Start Supplied material

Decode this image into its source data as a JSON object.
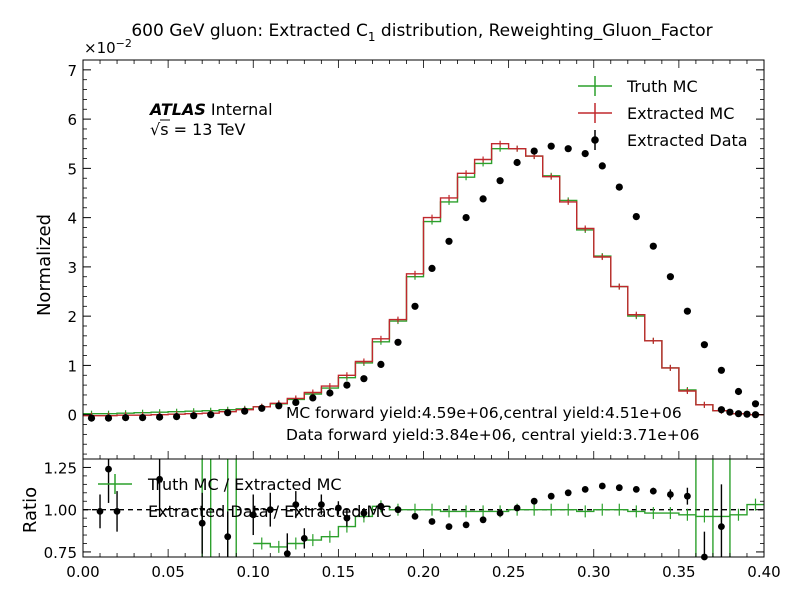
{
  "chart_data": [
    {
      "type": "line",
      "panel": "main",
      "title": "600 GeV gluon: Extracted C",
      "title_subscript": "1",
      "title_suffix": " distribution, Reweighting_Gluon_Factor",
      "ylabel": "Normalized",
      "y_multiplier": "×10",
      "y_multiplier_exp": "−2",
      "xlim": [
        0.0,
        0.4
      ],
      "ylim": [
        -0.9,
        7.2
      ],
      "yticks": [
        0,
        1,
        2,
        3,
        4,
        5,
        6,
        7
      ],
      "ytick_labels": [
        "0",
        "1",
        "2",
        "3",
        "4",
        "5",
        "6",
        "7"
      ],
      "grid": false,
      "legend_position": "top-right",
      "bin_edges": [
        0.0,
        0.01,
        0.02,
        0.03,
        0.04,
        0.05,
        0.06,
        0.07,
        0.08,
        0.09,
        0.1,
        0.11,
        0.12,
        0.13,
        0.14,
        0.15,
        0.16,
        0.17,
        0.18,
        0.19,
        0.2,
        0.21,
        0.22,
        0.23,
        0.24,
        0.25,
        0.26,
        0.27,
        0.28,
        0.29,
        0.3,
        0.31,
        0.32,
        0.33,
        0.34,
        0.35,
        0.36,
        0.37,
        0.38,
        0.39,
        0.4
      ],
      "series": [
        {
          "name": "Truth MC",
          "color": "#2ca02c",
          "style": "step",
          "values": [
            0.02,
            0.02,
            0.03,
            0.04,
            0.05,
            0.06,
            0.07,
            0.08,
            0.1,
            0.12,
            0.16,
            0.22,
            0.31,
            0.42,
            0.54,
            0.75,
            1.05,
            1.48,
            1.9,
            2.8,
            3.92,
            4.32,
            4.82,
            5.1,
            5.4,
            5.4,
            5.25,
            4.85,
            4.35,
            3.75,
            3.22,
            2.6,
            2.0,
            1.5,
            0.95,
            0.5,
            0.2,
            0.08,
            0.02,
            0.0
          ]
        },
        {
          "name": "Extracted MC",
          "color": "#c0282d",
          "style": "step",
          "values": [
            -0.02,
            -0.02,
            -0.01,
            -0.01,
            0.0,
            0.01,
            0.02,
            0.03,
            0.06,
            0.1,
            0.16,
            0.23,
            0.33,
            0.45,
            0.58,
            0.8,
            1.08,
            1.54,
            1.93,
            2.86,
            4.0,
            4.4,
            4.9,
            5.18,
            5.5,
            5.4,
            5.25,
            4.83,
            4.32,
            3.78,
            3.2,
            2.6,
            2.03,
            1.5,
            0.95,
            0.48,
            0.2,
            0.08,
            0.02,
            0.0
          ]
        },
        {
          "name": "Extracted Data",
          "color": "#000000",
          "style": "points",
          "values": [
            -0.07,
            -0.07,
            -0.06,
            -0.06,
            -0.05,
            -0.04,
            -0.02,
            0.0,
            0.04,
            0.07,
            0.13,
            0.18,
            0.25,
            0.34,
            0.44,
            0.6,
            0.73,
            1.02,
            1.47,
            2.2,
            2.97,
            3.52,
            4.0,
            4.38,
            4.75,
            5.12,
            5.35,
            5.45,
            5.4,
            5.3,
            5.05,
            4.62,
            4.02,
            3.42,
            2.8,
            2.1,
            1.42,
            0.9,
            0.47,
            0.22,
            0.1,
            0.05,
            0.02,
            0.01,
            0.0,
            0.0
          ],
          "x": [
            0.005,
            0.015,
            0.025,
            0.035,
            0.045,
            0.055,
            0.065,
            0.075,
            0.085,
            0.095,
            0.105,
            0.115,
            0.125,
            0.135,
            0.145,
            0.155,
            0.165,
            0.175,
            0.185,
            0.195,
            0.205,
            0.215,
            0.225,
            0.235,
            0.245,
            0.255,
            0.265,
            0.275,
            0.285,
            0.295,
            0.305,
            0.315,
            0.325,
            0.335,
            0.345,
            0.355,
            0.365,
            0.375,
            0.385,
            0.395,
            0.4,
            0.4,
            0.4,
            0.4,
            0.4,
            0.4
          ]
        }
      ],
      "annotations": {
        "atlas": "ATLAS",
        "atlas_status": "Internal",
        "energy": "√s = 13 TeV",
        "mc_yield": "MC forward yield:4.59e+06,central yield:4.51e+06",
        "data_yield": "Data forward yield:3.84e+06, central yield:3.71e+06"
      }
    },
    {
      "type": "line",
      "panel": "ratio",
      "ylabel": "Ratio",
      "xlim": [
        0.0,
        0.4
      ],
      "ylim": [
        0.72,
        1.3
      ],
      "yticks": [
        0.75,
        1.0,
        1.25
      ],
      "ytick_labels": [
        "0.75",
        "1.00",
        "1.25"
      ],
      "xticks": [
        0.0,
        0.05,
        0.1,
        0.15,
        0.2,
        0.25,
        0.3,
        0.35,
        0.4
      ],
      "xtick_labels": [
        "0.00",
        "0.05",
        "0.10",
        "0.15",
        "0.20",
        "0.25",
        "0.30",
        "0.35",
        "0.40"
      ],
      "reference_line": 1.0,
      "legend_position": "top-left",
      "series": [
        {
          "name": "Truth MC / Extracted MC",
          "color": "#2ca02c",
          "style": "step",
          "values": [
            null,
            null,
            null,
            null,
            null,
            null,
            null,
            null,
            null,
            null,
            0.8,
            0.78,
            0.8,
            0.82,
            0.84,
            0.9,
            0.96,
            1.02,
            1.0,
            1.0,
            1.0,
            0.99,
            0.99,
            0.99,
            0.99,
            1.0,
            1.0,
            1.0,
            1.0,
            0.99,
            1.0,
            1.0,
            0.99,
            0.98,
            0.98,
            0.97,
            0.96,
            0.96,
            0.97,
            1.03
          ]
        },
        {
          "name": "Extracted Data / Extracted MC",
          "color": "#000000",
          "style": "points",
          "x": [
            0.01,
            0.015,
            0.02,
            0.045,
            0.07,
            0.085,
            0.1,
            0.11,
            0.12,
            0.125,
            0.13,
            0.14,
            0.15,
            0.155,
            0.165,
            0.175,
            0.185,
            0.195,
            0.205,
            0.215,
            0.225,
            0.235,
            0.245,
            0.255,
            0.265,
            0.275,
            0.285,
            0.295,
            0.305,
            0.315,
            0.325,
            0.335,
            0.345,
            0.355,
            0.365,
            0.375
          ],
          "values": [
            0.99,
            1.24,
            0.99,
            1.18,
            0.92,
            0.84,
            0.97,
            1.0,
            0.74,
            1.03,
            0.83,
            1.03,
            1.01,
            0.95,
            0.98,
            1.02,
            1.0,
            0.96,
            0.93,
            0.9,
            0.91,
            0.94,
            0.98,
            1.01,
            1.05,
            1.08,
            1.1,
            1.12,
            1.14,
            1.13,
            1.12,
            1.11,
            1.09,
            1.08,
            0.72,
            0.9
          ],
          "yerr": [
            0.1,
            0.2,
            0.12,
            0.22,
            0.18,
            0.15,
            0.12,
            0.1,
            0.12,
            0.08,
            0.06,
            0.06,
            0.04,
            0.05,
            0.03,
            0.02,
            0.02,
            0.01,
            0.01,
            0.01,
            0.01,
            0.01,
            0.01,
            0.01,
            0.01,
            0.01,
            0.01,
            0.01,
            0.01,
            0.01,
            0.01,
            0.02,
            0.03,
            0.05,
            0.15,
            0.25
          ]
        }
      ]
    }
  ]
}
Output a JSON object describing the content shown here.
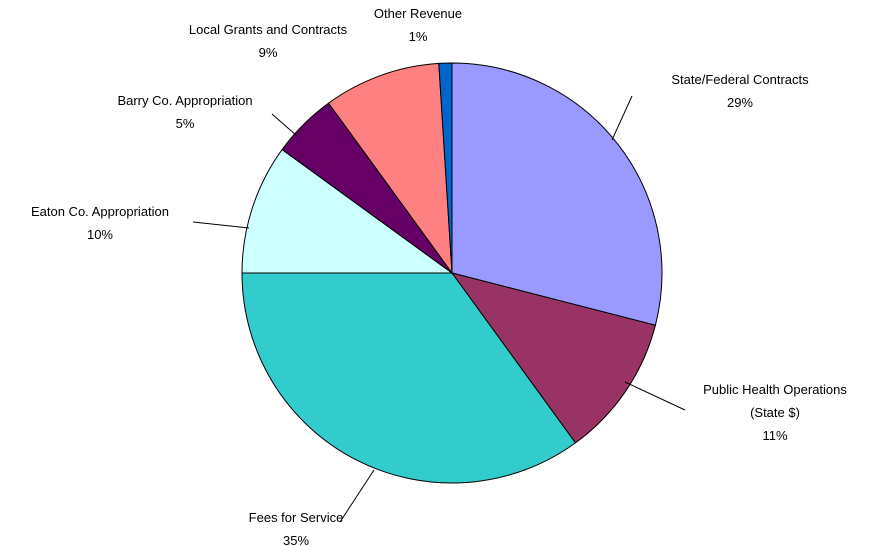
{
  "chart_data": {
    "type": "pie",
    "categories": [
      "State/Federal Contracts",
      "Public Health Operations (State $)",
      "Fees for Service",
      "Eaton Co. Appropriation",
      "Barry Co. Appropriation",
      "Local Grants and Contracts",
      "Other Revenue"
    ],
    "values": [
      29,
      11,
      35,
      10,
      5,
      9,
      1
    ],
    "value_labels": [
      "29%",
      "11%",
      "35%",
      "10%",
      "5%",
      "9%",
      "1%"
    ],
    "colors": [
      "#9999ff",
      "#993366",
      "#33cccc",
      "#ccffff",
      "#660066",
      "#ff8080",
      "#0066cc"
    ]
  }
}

End Supplied material

Output only these lines, word for word: the line containing "Output a JSON" and every line after it through the last line of the data. Omit the pictures.

• **The output**
Output a JSON object describing the content shown here.
{
  "chart_data": {
    "type": "pie",
    "categories": [
      "State/Federal Contracts",
      "Public Health Operations (State $)",
      "Fees for Service",
      "Eaton Co. Appropriation",
      "Barry Co. Appropriation",
      "Local Grants and Contracts",
      "Other Revenue"
    ],
    "values": [
      29,
      11,
      35,
      10,
      5,
      9,
      1
    ],
    "value_labels": [
      "29%",
      "11%",
      "35%",
      "10%",
      "5%",
      "9%",
      "1%"
    ],
    "colors": [
      "#9999ff",
      "#993366",
      "#33cccc",
      "#ccffff",
      "#660066",
      "#ff8080",
      "#0066cc"
    ]
  }
}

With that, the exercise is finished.